[BEGIN]

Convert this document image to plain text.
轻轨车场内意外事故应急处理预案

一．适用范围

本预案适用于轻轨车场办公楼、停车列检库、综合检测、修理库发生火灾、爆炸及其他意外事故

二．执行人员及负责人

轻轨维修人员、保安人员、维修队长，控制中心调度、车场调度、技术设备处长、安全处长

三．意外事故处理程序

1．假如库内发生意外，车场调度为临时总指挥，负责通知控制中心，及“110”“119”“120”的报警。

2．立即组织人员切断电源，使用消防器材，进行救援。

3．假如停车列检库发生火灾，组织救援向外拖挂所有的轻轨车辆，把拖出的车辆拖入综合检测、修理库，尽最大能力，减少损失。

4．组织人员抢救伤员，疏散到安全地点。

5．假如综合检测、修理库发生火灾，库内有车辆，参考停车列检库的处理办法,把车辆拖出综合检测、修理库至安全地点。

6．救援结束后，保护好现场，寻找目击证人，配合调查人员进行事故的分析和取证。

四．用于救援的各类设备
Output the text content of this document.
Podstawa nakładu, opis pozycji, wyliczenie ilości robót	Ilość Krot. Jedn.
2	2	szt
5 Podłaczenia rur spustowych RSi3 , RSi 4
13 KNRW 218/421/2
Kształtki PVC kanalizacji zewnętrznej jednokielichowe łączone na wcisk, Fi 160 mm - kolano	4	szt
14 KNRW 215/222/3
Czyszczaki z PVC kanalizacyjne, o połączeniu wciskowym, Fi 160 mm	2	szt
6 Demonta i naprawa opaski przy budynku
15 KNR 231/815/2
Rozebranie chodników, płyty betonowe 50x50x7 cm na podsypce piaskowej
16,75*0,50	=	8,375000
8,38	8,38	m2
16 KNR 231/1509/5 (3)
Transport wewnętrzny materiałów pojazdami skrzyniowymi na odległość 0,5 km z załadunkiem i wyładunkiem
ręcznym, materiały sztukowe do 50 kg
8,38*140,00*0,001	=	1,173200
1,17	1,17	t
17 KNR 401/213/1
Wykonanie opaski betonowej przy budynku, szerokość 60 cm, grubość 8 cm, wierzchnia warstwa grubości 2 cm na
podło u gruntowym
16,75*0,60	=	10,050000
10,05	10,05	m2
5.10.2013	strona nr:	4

[END]

■ WRITTEN EXERCISE
Type the whole listing again, unaltered.

■ THE RESPONSE
Convert this document image to plain text.
轻轨车场内意外事故应急处理预案

一．适用范围

本预案适用于轻轨车场办公楼、停车列检库、综合检测、修理库发生火灾、爆炸及其他意外事故

二．执行人员及负责人

轻轨维修人员、保安人员、维修队长，控制中心调度、车场调度、技术设备处长、安全处长

三．意外事故处理程序

1．假如库内发生意外，车场调度为临时总指挥，负责通知控制中心，及“110”“119”“120”的报警。

2．立即组织人员切断电源，使用消防器材，进行救援。

3．假如停车列检库发生火灾，组织救援向外拖挂所有的轻轨车辆，把拖出的车辆拖入综合检测、修理库，尽最大能力，减少损失。

4．组织人员抢救伤员，疏散到安全地点。

5．假如综合检测、修理库发生火灾，库内有车辆，参考停车列检库的处理办法,把车辆拖出综合检测、修理库至安全地点。

6．救援结束后，保护好现场，寻找目击证人，配合调查人员进行事故的分析和取证。

四．用于救援的各类设备
Output the text content of this document.
Podstawa nakładu, opis pozycji, wyliczenie ilości robót	Ilość Krot. Jedn.
2	2	szt
5 Podłaczenia rur spustowych RSi3 , RSi 4
13 KNRW 218/421/2
Kształtki PVC kanalizacji zewnętrznej jednokielichowe łączone na wcisk, Fi 160 mm - kolano	4	szt
14 KNRW 215/222/3
Czyszczaki z PVC kanalizacyjne, o połączeniu wciskowym, Fi 160 mm	2	szt
6 Demonta i naprawa opaski przy budynku
15 KNR 231/815/2
Rozebranie chodników, płyty betonowe 50x50x7 cm na podsypce piaskowej
16,75*0,50	=	8,375000
8,38	8,38	m2
16 KNR 231/1509/5 (3)
Transport wewnętrzny materiałów pojazdami skrzyniowymi na odległość 0,5 km z załadunkiem i wyładunkiem
ręcznym, materiały sztukowe do 50 kg
8,38*140,00*0,001	=	1,173200
1,17	1,17	t
17 KNR 401/213/1
Wykonanie opaski betonowej przy budynku, szerokość 60 cm, grubość 8 cm, wierzchnia warstwa grubości 2 cm na
podło u gruntowym
16,75*0,60	=	10,050000
10,05	10,05	m2
5.10.2013	strona nr:	4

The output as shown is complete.